◆ INSTRUCTIONS FOR THE TASK:
Gather all lines with "Stronger" from the records.

============================================================

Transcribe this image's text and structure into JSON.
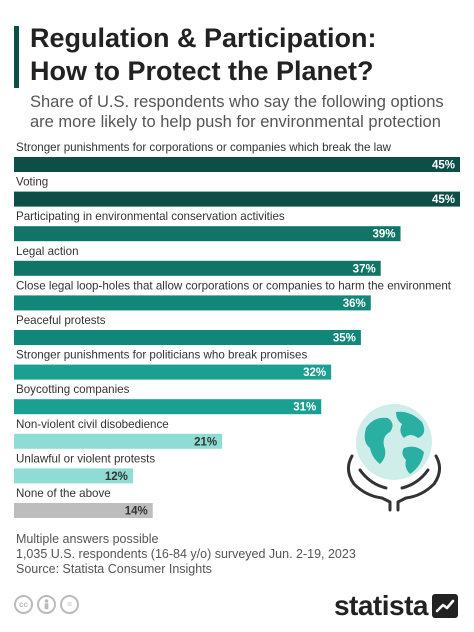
{
  "header": {
    "title_line1": "Regulation & Participation:",
    "title_line2": "How to Protect the Planet?",
    "subtitle_line1": "Share of U.S. respondents who say the following options",
    "subtitle_line2": "are more likely to help push for environmental protection"
  },
  "chart_data": {
    "type": "bar",
    "orientation": "horizontal",
    "categories": [
      "Stronger punishments for corporations or companies which break the law",
      "Voting",
      "Participating in environmental conservation activities",
      "Legal action",
      "Close legal loop-holes that allow corporations or companies to harm the environment",
      "Peaceful protests",
      "Stronger punishments for politicians who break promises",
      "Boycotting companies",
      "Non-violent civil disobedience",
      "Unlawful or violent protests",
      "None of the above"
    ],
    "values": [
      45,
      45,
      39,
      37,
      36,
      35,
      32,
      31,
      21,
      12,
      14
    ],
    "value_labels": [
      "45%",
      "45%",
      "39%",
      "37%",
      "36%",
      "35%",
      "32%",
      "31%",
      "21%",
      "12%",
      "14%"
    ],
    "colors": [
      "#0d4f47",
      "#0d4f47",
      "#107567",
      "#107567",
      "#11877a",
      "#11877a",
      "#1a9f93",
      "#1a9f93",
      "#8fdcd5",
      "#8fdcd5",
      "#bdbdbd"
    ],
    "xlim": [
      0,
      45
    ],
    "grid": false,
    "legend": "none"
  },
  "footer": {
    "note": "Multiple answers possible",
    "sample": "1,035 U.S. respondents (16-84 y/o) surveyed Jun. 2-19, 2023",
    "source": "Source: Statista Consumer Insights"
  },
  "license_icons": [
    "cc",
    "person",
    "="
  ],
  "brand": {
    "logo": "statista"
  }
}
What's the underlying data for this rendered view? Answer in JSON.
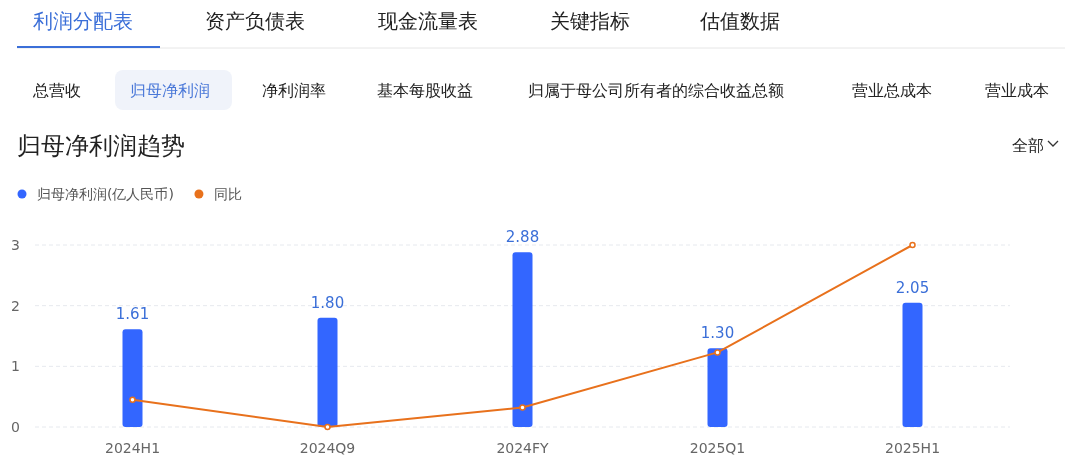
{
  "chart_data": {
    "type": "bar",
    "title": "归母净利润趋势",
    "annotations": [
      "利润分配表",
      "资产负债表",
      "现金流量表",
      "关键指标",
      "估值数据",
      "总营收",
      "归母净利润",
      "净利润率",
      "基本每股收益",
      "归属于母公司所有者的综合收益总额",
      "营业总成本",
      "营业成本",
      "全部"
    ],
    "categories": [
      "2024H1",
      "2024Q9",
      "2024FY",
      "2025Q1",
      "2025H1"
    ],
    "series": [
      {
        "name": "归母净利润(亿人民币)",
        "color": "#3366ff",
        "values": [
          1.61,
          1.8,
          2.88,
          1.3,
          2.05
        ],
        "value_labels": [
          "1.61",
          "1.80",
          "2.88",
          "1.30",
          "2.05"
        ]
      },
      {
        "name": "同比",
        "type": "line",
        "color": "#e8711c",
        "values": [
          0.45,
          0,
          0.32,
          1.23,
          3.0
        ]
      }
    ],
    "ylim": [
      0,
      3
    ],
    "yticks": [
      0,
      1,
      2,
      3
    ],
    "grid": "y",
    "legend": "top left",
    "marker": "circle",
    "line_style": "solid"
  }
}
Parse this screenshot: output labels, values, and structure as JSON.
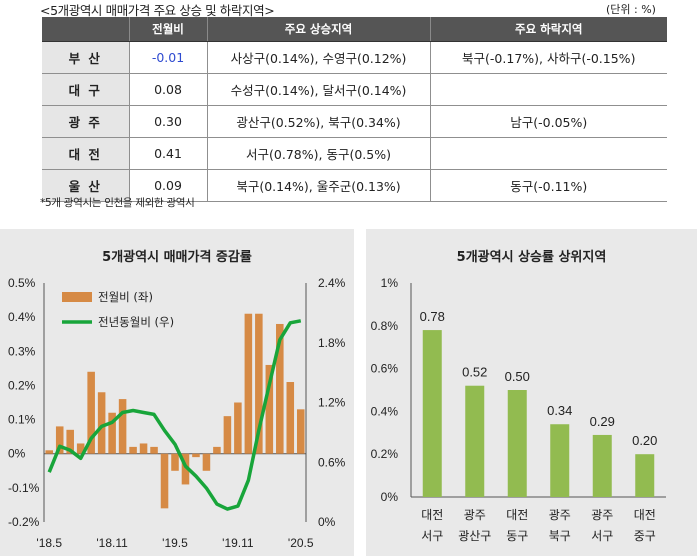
{
  "header": {
    "title": "<5개광역시 매매가격 주요 상승 및 하락지역>",
    "unit": "(단위 : %)"
  },
  "table": {
    "columns": [
      "",
      "전월비",
      "주요 상승지역",
      "주요 하락지역"
    ],
    "rows": [
      {
        "city": "부 산",
        "mom": "-0.01",
        "up": "사상구(0.14%), 수영구(0.12%)",
        "down": "북구(-0.17%), 사하구(-0.15%)"
      },
      {
        "city": "대 구",
        "mom": "0.08",
        "up": "수성구(0.14%), 달서구(0.14%)",
        "down": ""
      },
      {
        "city": "광 주",
        "mom": "0.30",
        "up": "광산구(0.52%), 북구(0.34%)",
        "down": "남구(-0.05%)"
      },
      {
        "city": "대 전",
        "mom": "0.41",
        "up": "서구(0.78%), 동구(0.5%)",
        "down": ""
      },
      {
        "city": "울 산",
        "mom": "0.09",
        "up": "북구(0.14%), 울주군(0.13%)",
        "down": "동구(-0.11%)"
      }
    ]
  },
  "footnote": "*5개 광역시는 인천을 제외한 광역시",
  "colors": {
    "bar_orange": "#d68a45",
    "line_green": "#18a53a",
    "bar_green": "#92bb50",
    "header_bg": "#555555",
    "negative_text": "#2f4bd0"
  },
  "chart_data": [
    {
      "type": "bar",
      "title": "5개광역시 매매가격 증감률",
      "x_tick_labels": [
        "'18.5",
        "'18.11",
        "'19.5",
        "'19.11",
        "'20.5"
      ],
      "y_left_ticks": [
        "0.5%",
        "0.4%",
        "0.3%",
        "0.2%",
        "0.1%",
        "0%",
        "-0.1%",
        "-0.2%"
      ],
      "y_right_ticks": [
        "2.4%",
        "1.8%",
        "1.2%",
        "0.6%",
        "0%"
      ],
      "y_left_range": [
        -0.2,
        0.5
      ],
      "y_right_range": [
        0,
        2.4
      ],
      "legend": [
        "전월비 (좌)",
        "전년동월비 (우)"
      ],
      "x": [
        "2018.05",
        "2018.06",
        "2018.07",
        "2018.08",
        "2018.09",
        "2018.10",
        "2018.11",
        "2018.12",
        "2019.01",
        "2019.02",
        "2019.03",
        "2019.04",
        "2019.05",
        "2019.06",
        "2019.07",
        "2019.08",
        "2019.09",
        "2019.10",
        "2019.11",
        "2019.12",
        "2020.01",
        "2020.02",
        "2020.03",
        "2020.04",
        "2020.05"
      ],
      "series": [
        {
          "name": "전월비 (좌)",
          "axis": "left",
          "type": "bar",
          "values": [
            0.01,
            0.08,
            0.07,
            0.03,
            0.24,
            0.18,
            0.12,
            0.16,
            0.02,
            0.03,
            0.02,
            -0.16,
            -0.05,
            -0.09,
            -0.01,
            -0.05,
            0.02,
            0.11,
            0.15,
            0.41,
            0.41,
            0.26,
            0.38,
            0.21,
            0.13
          ]
        },
        {
          "name": "전년동월비 (우)",
          "axis": "right",
          "type": "line",
          "values": [
            0.5,
            0.76,
            0.72,
            0.64,
            0.84,
            0.96,
            1.0,
            1.1,
            1.12,
            1.1,
            1.08,
            0.92,
            0.78,
            0.56,
            0.46,
            0.34,
            0.18,
            0.13,
            0.16,
            0.42,
            0.92,
            1.38,
            1.83,
            2.0,
            2.02
          ]
        }
      ]
    },
    {
      "type": "bar",
      "title": "5개광역시 상승률 상위지역",
      "y_ticks": [
        "1%",
        "0.8%",
        "0.6%",
        "0.4%",
        "0.2%",
        "0%"
      ],
      "ylim": [
        0,
        1
      ],
      "categories": [
        {
          "city": "대전",
          "district": "서구"
        },
        {
          "city": "광주",
          "district": "광산구"
        },
        {
          "city": "대전",
          "district": "동구"
        },
        {
          "city": "광주",
          "district": "북구"
        },
        {
          "city": "광주",
          "district": "서구"
        },
        {
          "city": "대전",
          "district": "중구"
        }
      ],
      "values": [
        0.78,
        0.52,
        0.5,
        0.34,
        0.29,
        0.2
      ],
      "value_labels": [
        "0.78",
        "0.52",
        "0.50",
        "0.34",
        "0.29",
        "0.20"
      ]
    }
  ]
}
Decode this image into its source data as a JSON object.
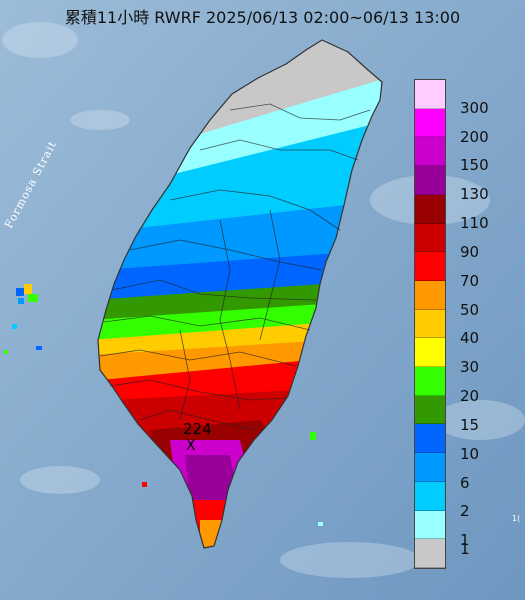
{
  "title": "累積11小時 RWRF 2025/06/13 02:00~06/13 13:00",
  "strait_label": "Formosa Strait",
  "max_value_label": "224",
  "max_marker": "X",
  "edge_note": "1(",
  "legend": {
    "unit_note": "",
    "bins": [
      {
        "label": "300",
        "color": "#ffccff"
      },
      {
        "label": "200",
        "color": "#ff00ff"
      },
      {
        "label": "150",
        "color": "#cc00cc"
      },
      {
        "label": "130",
        "color": "#990099"
      },
      {
        "label": "110",
        "color": "#990000"
      },
      {
        "label": "90",
        "color": "#cc0000"
      },
      {
        "label": "70",
        "color": "#ff0000"
      },
      {
        "label": "50",
        "color": "#ff9900"
      },
      {
        "label": "40",
        "color": "#ffcc00"
      },
      {
        "label": "30",
        "color": "#ffff00"
      },
      {
        "label": "20",
        "color": "#33ff00"
      },
      {
        "label": "15",
        "color": "#339900"
      },
      {
        "label": "10",
        "color": "#0066ff"
      },
      {
        "label": "6",
        "color": "#0099ff"
      },
      {
        "label": "2",
        "color": "#00ccff"
      },
      {
        "label": "1",
        "color": "#99ffff"
      },
      {
        "label": "",
        "color": "#c8c8c8"
      }
    ],
    "bottom_label": "1"
  }
}
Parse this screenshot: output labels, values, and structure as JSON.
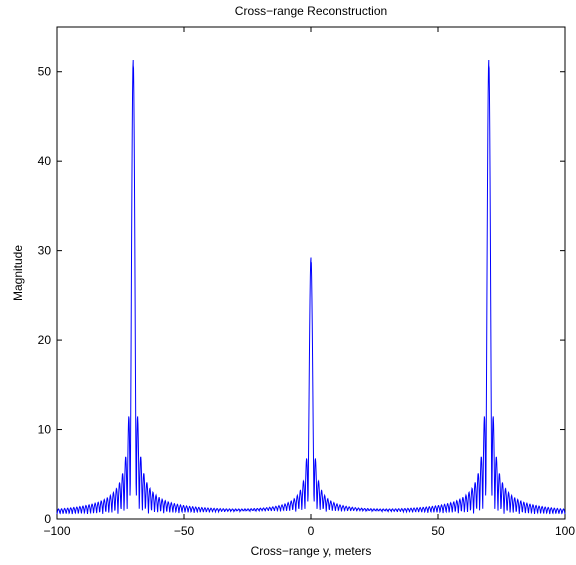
{
  "chart_data": {
    "type": "line",
    "title": "Cross−range Reconstruction",
    "xlabel": "Cross−range y, meters",
    "ylabel": "Magnitude",
    "xlim": [
      -100,
      100
    ],
    "ylim": [
      0,
      55
    ],
    "xticks": [
      -100,
      -50,
      0,
      50,
      100
    ],
    "xtick_labels": [
      "−100",
      "−50",
      "0",
      "50",
      "100"
    ],
    "yticks": [
      0,
      10,
      20,
      30,
      40,
      50
    ],
    "ytick_labels": [
      "0",
      "10",
      "20",
      "30",
      "40",
      "50"
    ],
    "grid": false,
    "line_color": "#0000ff",
    "peaks": [
      {
        "x": -70,
        "y": 50.7
      },
      {
        "x": 0,
        "y": 28.4
      },
      {
        "x": 70,
        "y": 50.7
      }
    ],
    "sidelobes": [
      {
        "x": -72.5,
        "y": 5.6
      },
      {
        "x": -67.5,
        "y": 7.9
      },
      {
        "x": -74.5,
        "y": 3.0
      },
      {
        "x": -65.5,
        "y": 3.4
      },
      {
        "x": -2,
        "y": 2.2
      },
      {
        "x": 2,
        "y": 2.0
      },
      {
        "x": 67.5,
        "y": 7.8
      },
      {
        "x": 72.5,
        "y": 5.6
      },
      {
        "x": 65.5,
        "y": 3.4
      },
      {
        "x": 74.5,
        "y": 3.0
      }
    ]
  }
}
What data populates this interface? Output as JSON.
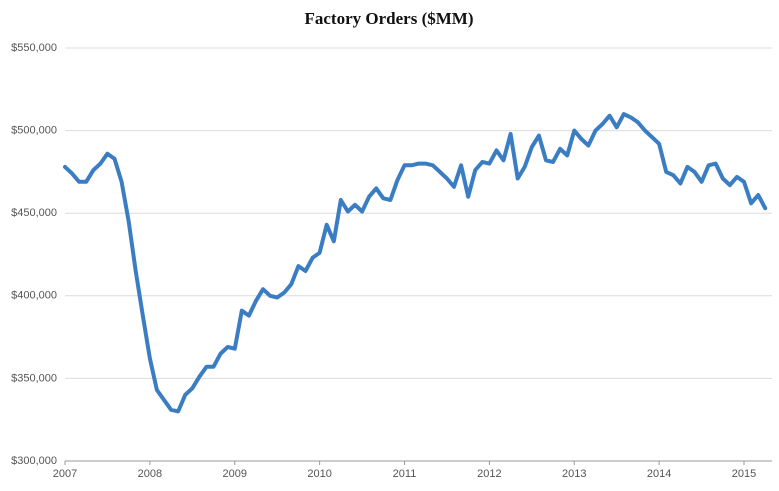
{
  "chart_data": {
    "type": "line",
    "title": "Factory Orders ($MM)",
    "categories": [
      "2007",
      null,
      null,
      null,
      null,
      null,
      null,
      null,
      null,
      null,
      null,
      null,
      "2008",
      null,
      null,
      null,
      null,
      null,
      null,
      null,
      null,
      null,
      null,
      null,
      "2009",
      null,
      null,
      null,
      null,
      null,
      null,
      null,
      null,
      null,
      null,
      null,
      "2010",
      null,
      null,
      null,
      null,
      null,
      null,
      null,
      null,
      null,
      null,
      null,
      "2011",
      null,
      null,
      null,
      null,
      null,
      null,
      null,
      null,
      null,
      null,
      null,
      "2012",
      null,
      null,
      null,
      null,
      null,
      null,
      null,
      null,
      null,
      null,
      null,
      "2013",
      null,
      null,
      null,
      null,
      null,
      null,
      null,
      null,
      null,
      null,
      null,
      "2014",
      null,
      null,
      null,
      null,
      null,
      null,
      null,
      null,
      null,
      null,
      null,
      "2015",
      null,
      null,
      null
    ],
    "series": [
      {
        "color": "#3b7dc2",
        "values": [
          478000,
          474000,
          469000,
          469000,
          476000,
          480000,
          486000,
          483000,
          469000,
          445000,
          415000,
          388000,
          362000,
          343000,
          337000,
          331000,
          330000,
          340000,
          344000,
          351000,
          357000,
          357000,
          365000,
          369000,
          368000,
          391000,
          388000,
          397000,
          404000,
          400000,
          399000,
          402000,
          407000,
          418000,
          415000,
          423000,
          426000,
          443000,
          433000,
          458000,
          451000,
          455000,
          451000,
          460000,
          465000,
          459000,
          458000,
          470000,
          479000,
          479000,
          480000,
          480000,
          479000,
          475000,
          471000,
          466000,
          479000,
          460000,
          476000,
          481000,
          480000,
          488000,
          482000,
          498000,
          471000,
          478000,
          490000,
          497000,
          482000,
          481000,
          489000,
          485000,
          500000,
          495000,
          491000,
          500000,
          504000,
          509000,
          502000,
          510000,
          508000,
          505000,
          500000,
          496000,
          492000,
          475000,
          473000,
          468000,
          478000,
          475000,
          469000,
          479000,
          480000,
          471000,
          467000,
          472000,
          469000,
          456000,
          461000,
          453000
        ]
      }
    ],
    "ylim": [
      300000,
      550000
    ],
    "yticks": [
      {
        "value": 300000,
        "label": "$300,000"
      },
      {
        "value": 350000,
        "label": "$350,000"
      },
      {
        "value": 400000,
        "label": "$400,000"
      },
      {
        "value": 450000,
        "label": "$450,000"
      },
      {
        "value": 500000,
        "label": "$500,000"
      },
      {
        "value": 550000,
        "label": "$550,000"
      }
    ],
    "grid": true
  }
}
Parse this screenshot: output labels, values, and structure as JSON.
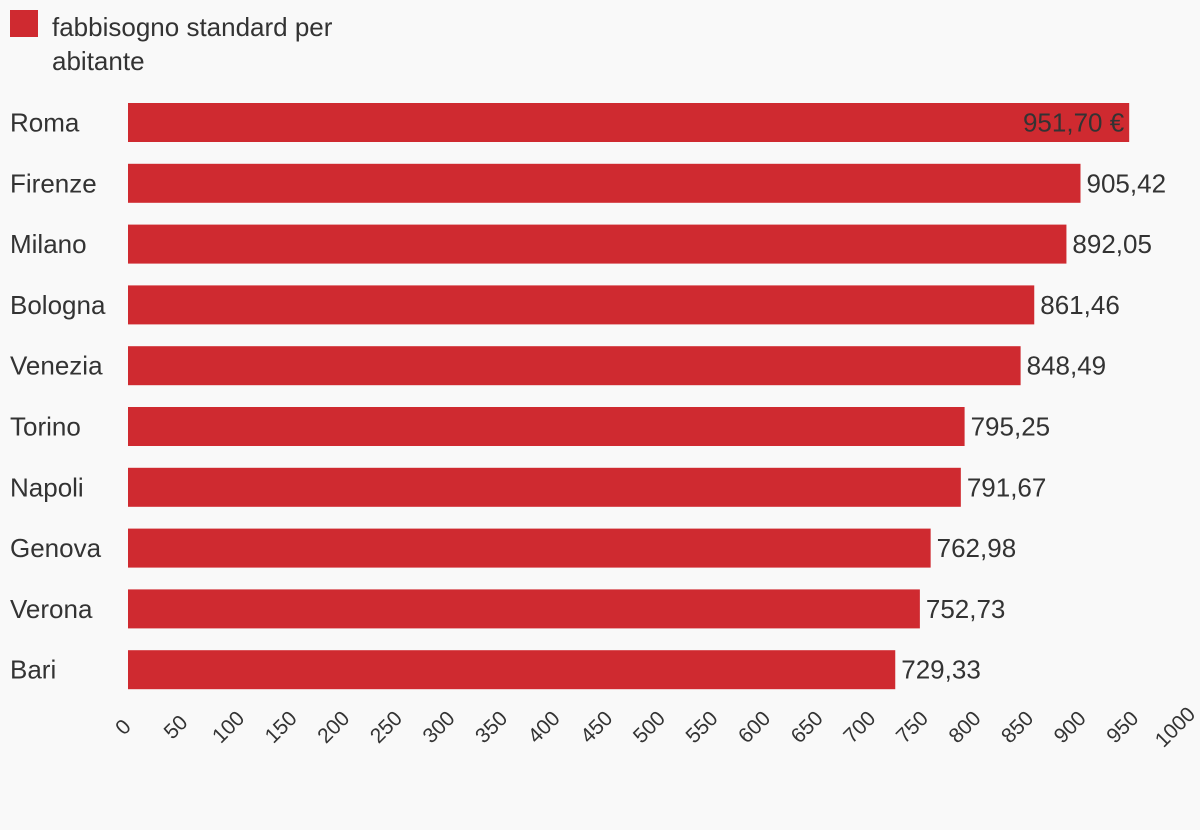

============================================================

◆ RESULT FOR THIS EXERCISE:
      "Stronger punishments for corporations or companies which break the law",
      "Stronger punishments for politicians who break promises",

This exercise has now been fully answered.